◆ **Input records**:
☆ ☆ ☆ ☆ ☆ ☆ ☆

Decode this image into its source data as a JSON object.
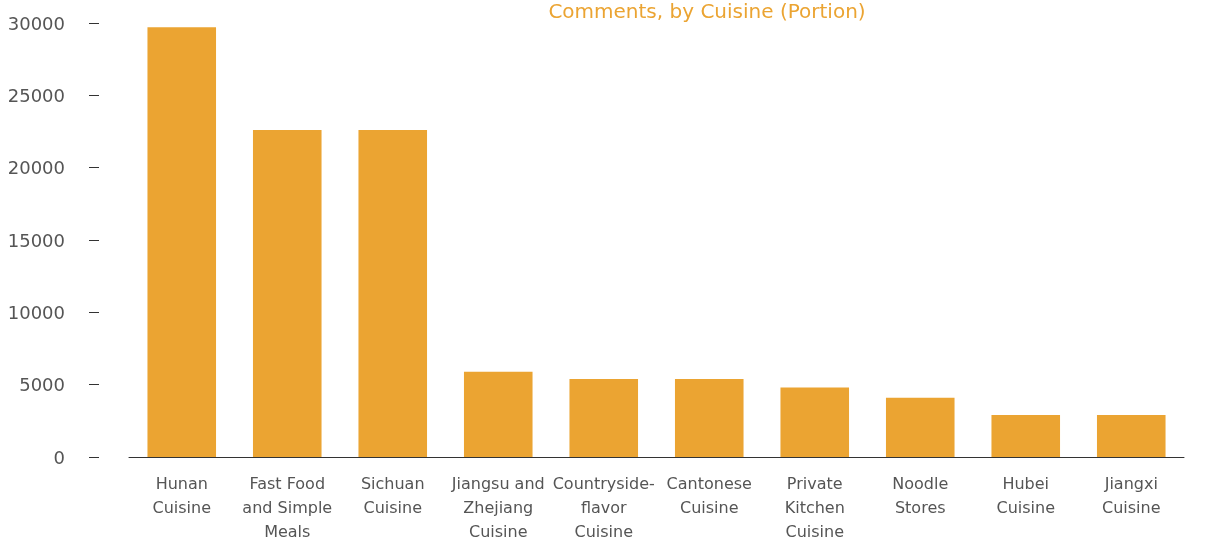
{
  "chart_data": {
    "type": "bar",
    "title": "Comments, by Cuisine (Portion)",
    "categories": [
      "Hunan Cuisine",
      "Fast Food and Simple Meals",
      "Sichuan Cuisine",
      "Jiangsu and Zhejiang Cuisine",
      "Countryside-flavor Cuisine",
      "Cantonese Cuisine",
      "Private Kitchen Cuisine",
      "Noodle Stores",
      "Hubei Cuisine",
      "Jiangxi Cuisine"
    ],
    "values": [
      29700,
      22600,
      22600,
      5900,
      5400,
      5400,
      4800,
      4100,
      2900,
      2900
    ],
    "color": "#eba432",
    "ylim": [
      0,
      30000
    ],
    "yticks": [
      0,
      5000,
      10000,
      15000,
      20000,
      25000,
      30000
    ],
    "grid": false
  }
}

☆ ☆ ☆ ☆ ☆ ☆ ☆

◆ **Problem**: Select the lines from the entries that include the word "Cuisine".

◆ **Task answer**:
    "title": "Comments, by Cuisine (Portion)",
      "Hunan Cuisine",
      "Sichuan Cuisine",
      "Jiangsu and Zhejiang Cuisine",
      "Countryside-flavor Cuisine",
      "Cantonese Cuisine",
      "Private Kitchen Cuisine",
      "Hubei Cuisine",
      "Jiangxi Cuisine"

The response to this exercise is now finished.